STATED TASK: Your task is to transcribe the records exactly, skipping every image.

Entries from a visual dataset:
╭──

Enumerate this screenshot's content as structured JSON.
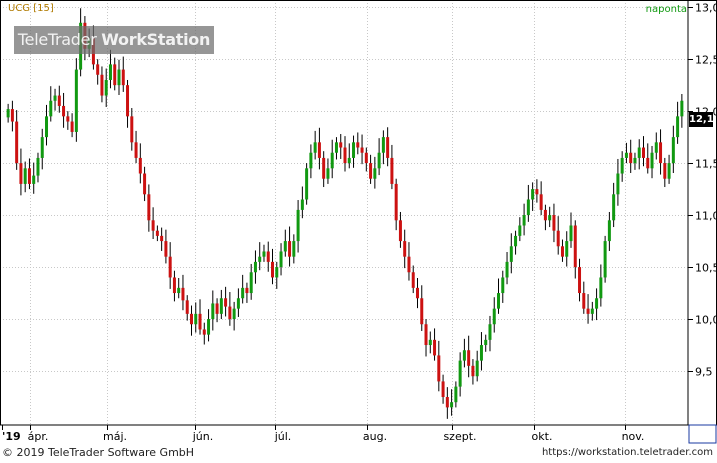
{
  "header": {
    "ticker": "UCG [15]",
    "period": "naponta"
  },
  "watermark": {
    "brand_light": "TeleTrader",
    "brand_bold": "WorkStation"
  },
  "footer": {
    "copyright": "© 2019 TeleTrader Software GmbH",
    "url": "https://workstation.teletrader.com"
  },
  "colors": {
    "up": "#119911",
    "down": "#cc1111",
    "grid": "#c8c8c8",
    "axis": "#000000"
  },
  "chart_data": {
    "type": "candlestick",
    "ylim": [
      9.0,
      13.05
    ],
    "y_ticks": [
      9.5,
      10.0,
      10.5,
      11.0,
      11.5,
      12.0,
      12.5,
      13.0
    ],
    "y_tick_labels": [
      "9,5",
      "10,0",
      "10,5",
      "11,0",
      "11,5",
      "12,0",
      "12,5",
      "13,0"
    ],
    "x_labels": [
      "'19",
      "ápr.",
      "máj.",
      "jún.",
      "júl.",
      "aug.",
      "szept.",
      "okt.",
      "nov."
    ],
    "last_value": "12,1",
    "closes": [
      12.02,
      11.9,
      11.5,
      11.3,
      11.45,
      11.3,
      11.38,
      11.55,
      11.75,
      11.95,
      12.1,
      12.15,
      12.05,
      11.95,
      11.9,
      11.8,
      12.4,
      12.85,
      12.6,
      12.7,
      12.45,
      12.35,
      12.15,
      12.3,
      12.45,
      12.25,
      12.4,
      12.25,
      11.95,
      11.7,
      11.55,
      11.4,
      11.2,
      10.95,
      10.85,
      10.8,
      10.75,
      10.6,
      10.4,
      10.25,
      10.3,
      10.18,
      10.05,
      9.95,
      10.05,
      9.9,
      9.85,
      10.0,
      10.15,
      10.05,
      10.2,
      10.12,
      10.0,
      10.1,
      10.2,
      10.3,
      10.25,
      10.45,
      10.55,
      10.6,
      10.65,
      10.55,
      10.4,
      10.5,
      10.65,
      10.75,
      10.6,
      10.75,
      11.05,
      11.15,
      11.45,
      11.6,
      11.7,
      11.55,
      11.35,
      11.45,
      11.6,
      11.7,
      11.65,
      11.5,
      11.55,
      11.7,
      11.65,
      11.6,
      11.5,
      11.35,
      11.45,
      11.6,
      11.75,
      11.55,
      11.3,
      10.95,
      10.75,
      10.6,
      10.45,
      10.3,
      10.2,
      9.95,
      9.75,
      9.8,
      9.65,
      9.4,
      9.25,
      9.15,
      9.2,
      9.35,
      9.6,
      9.7,
      9.55,
      9.45,
      9.6,
      9.75,
      9.8,
      9.95,
      10.1,
      10.25,
      10.4,
      10.55,
      10.7,
      10.8,
      10.9,
      11.0,
      11.15,
      11.25,
      11.2,
      11.05,
      10.95,
      11.0,
      10.85,
      10.7,
      10.6,
      10.75,
      10.9,
      10.5,
      10.25,
      10.1,
      10.05,
      10.1,
      10.2,
      10.4,
      10.75,
      10.95,
      11.2,
      11.4,
      11.55,
      11.6,
      11.5,
      11.55,
      11.65,
      11.55,
      11.45,
      11.6,
      11.7,
      11.5,
      11.35,
      11.5,
      11.75,
      11.95,
      12.1
    ]
  }
}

╰──

SOLUTION BELOW:
Enumerate this screenshot's content as structured JSON.
{
  "header": {
    "ticker": "UCG [15]",
    "period": "naponta"
  },
  "watermark": {
    "brand_light": "TeleTrader",
    "brand_bold": "WorkStation"
  },
  "footer": {
    "copyright": "© 2019 TeleTrader Software GmbH",
    "url": "https://workstation.teletrader.com"
  },
  "colors": {
    "up": "#119911",
    "down": "#cc1111",
    "grid": "#c8c8c8",
    "axis": "#000000"
  },
  "chart_data": {
    "type": "candlestick",
    "ylim": [
      9.0,
      13.05
    ],
    "y_ticks": [
      9.5,
      10.0,
      10.5,
      11.0,
      11.5,
      12.0,
      12.5,
      13.0
    ],
    "y_tick_labels": [
      "9,5",
      "10,0",
      "10,5",
      "11,0",
      "11,5",
      "12,0",
      "12,5",
      "13,0"
    ],
    "x_labels": [
      "'19",
      "ápr.",
      "máj.",
      "jún.",
      "júl.",
      "aug.",
      "szept.",
      "okt.",
      "nov."
    ],
    "last_value": "12,1",
    "closes": [
      12.02,
      11.9,
      11.5,
      11.3,
      11.45,
      11.3,
      11.38,
      11.55,
      11.75,
      11.95,
      12.1,
      12.15,
      12.05,
      11.95,
      11.9,
      11.8,
      12.4,
      12.85,
      12.6,
      12.7,
      12.45,
      12.35,
      12.15,
      12.3,
      12.45,
      12.25,
      12.4,
      12.25,
      11.95,
      11.7,
      11.55,
      11.4,
      11.2,
      10.95,
      10.85,
      10.8,
      10.75,
      10.6,
      10.4,
      10.25,
      10.3,
      10.18,
      10.05,
      9.95,
      10.05,
      9.9,
      9.85,
      10.0,
      10.15,
      10.05,
      10.2,
      10.12,
      10.0,
      10.1,
      10.2,
      10.3,
      10.25,
      10.45,
      10.55,
      10.6,
      10.65,
      10.55,
      10.4,
      10.5,
      10.65,
      10.75,
      10.6,
      10.75,
      11.05,
      11.15,
      11.45,
      11.6,
      11.7,
      11.55,
      11.35,
      11.45,
      11.6,
      11.7,
      11.65,
      11.5,
      11.55,
      11.7,
      11.65,
      11.6,
      11.5,
      11.35,
      11.45,
      11.6,
      11.75,
      11.55,
      11.3,
      10.95,
      10.75,
      10.6,
      10.45,
      10.3,
      10.2,
      9.95,
      9.75,
      9.8,
      9.65,
      9.4,
      9.25,
      9.15,
      9.2,
      9.35,
      9.6,
      9.7,
      9.55,
      9.45,
      9.6,
      9.75,
      9.8,
      9.95,
      10.1,
      10.25,
      10.4,
      10.55,
      10.7,
      10.8,
      10.9,
      11.0,
      11.15,
      11.25,
      11.2,
      11.05,
      10.95,
      11.0,
      10.85,
      10.7,
      10.6,
      10.75,
      10.9,
      10.5,
      10.25,
      10.1,
      10.05,
      10.1,
      10.2,
      10.4,
      10.75,
      10.95,
      11.2,
      11.4,
      11.55,
      11.6,
      11.5,
      11.55,
      11.65,
      11.55,
      11.45,
      11.6,
      11.7,
      11.5,
      11.35,
      11.5,
      11.75,
      11.95,
      12.1
    ]
  }
}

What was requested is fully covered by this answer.